Instructions for the task:
Your task is to write out the complete listing exactly as it is shown.

╔══

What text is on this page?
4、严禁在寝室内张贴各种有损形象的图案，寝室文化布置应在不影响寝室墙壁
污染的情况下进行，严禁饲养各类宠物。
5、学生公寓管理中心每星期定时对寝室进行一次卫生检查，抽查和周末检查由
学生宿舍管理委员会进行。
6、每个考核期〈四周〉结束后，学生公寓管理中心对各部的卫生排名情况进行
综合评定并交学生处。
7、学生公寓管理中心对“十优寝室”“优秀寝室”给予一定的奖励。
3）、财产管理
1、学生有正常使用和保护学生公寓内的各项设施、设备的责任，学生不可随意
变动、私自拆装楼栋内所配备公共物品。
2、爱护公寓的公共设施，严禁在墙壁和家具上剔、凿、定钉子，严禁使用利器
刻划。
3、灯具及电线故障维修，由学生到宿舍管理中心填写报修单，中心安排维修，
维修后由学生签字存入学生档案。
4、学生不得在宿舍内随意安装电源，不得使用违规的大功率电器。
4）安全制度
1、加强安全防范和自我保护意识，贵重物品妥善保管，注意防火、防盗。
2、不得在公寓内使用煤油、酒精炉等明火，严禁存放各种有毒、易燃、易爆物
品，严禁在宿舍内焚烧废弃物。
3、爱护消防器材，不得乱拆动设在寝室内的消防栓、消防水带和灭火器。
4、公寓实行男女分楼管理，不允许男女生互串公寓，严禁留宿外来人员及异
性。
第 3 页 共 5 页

╚══

Solution to this exercise:
What text is on this page?
4、严禁在寝室内张贴各种有损形象的图案，寝室文化布置应在不影响寝室墙壁
污染的情况下进行，严禁饲养各类宠物。
5、学生公寓管理中心每星期定时对寝室进行一次卫生检查，抽查和周末检查由
学生宿舍管理委员会进行。
6、每个考核期〈四周〉结束后，学生公寓管理中心对各部的卫生排名情况进行
综合评定并交学生处。
7、学生公寓管理中心对“十优寝室”“优秀寝室”给予一定的奖励。
3）、财产管理
1、学生有正常使用和保护学生公寓内的各项设施、设备的责任，学生不可随意
变动、私自拆装楼栋内所配备公共物品。
2、爱护公寓的公共设施，严禁在墙壁和家具上剔、凿、定钉子，严禁使用利器
刻划。
3、灯具及电线故障维修，由学生到宿舍管理中心填写报修单，中心安排维修，
维修后由学生签字存入学生档案。
4、学生不得在宿舍内随意安装电源，不得使用违规的大功率电器。
4）安全制度
1、加强安全防范和自我保护意识，贵重物品妥善保管，注意防火、防盗。
2、不得在公寓内使用煤油、酒精炉等明火，严禁存放各种有毒、易燃、易爆物
品，严禁在宿舍内焚烧废弃物。
3、爱护消防器材，不得乱拆动设在寝室内的消防栓、消防水带和灭火器。
4、公寓实行男女分楼管理，不允许男女生互串公寓，严禁留宿外来人员及异
性。
第 3 页 共 5 页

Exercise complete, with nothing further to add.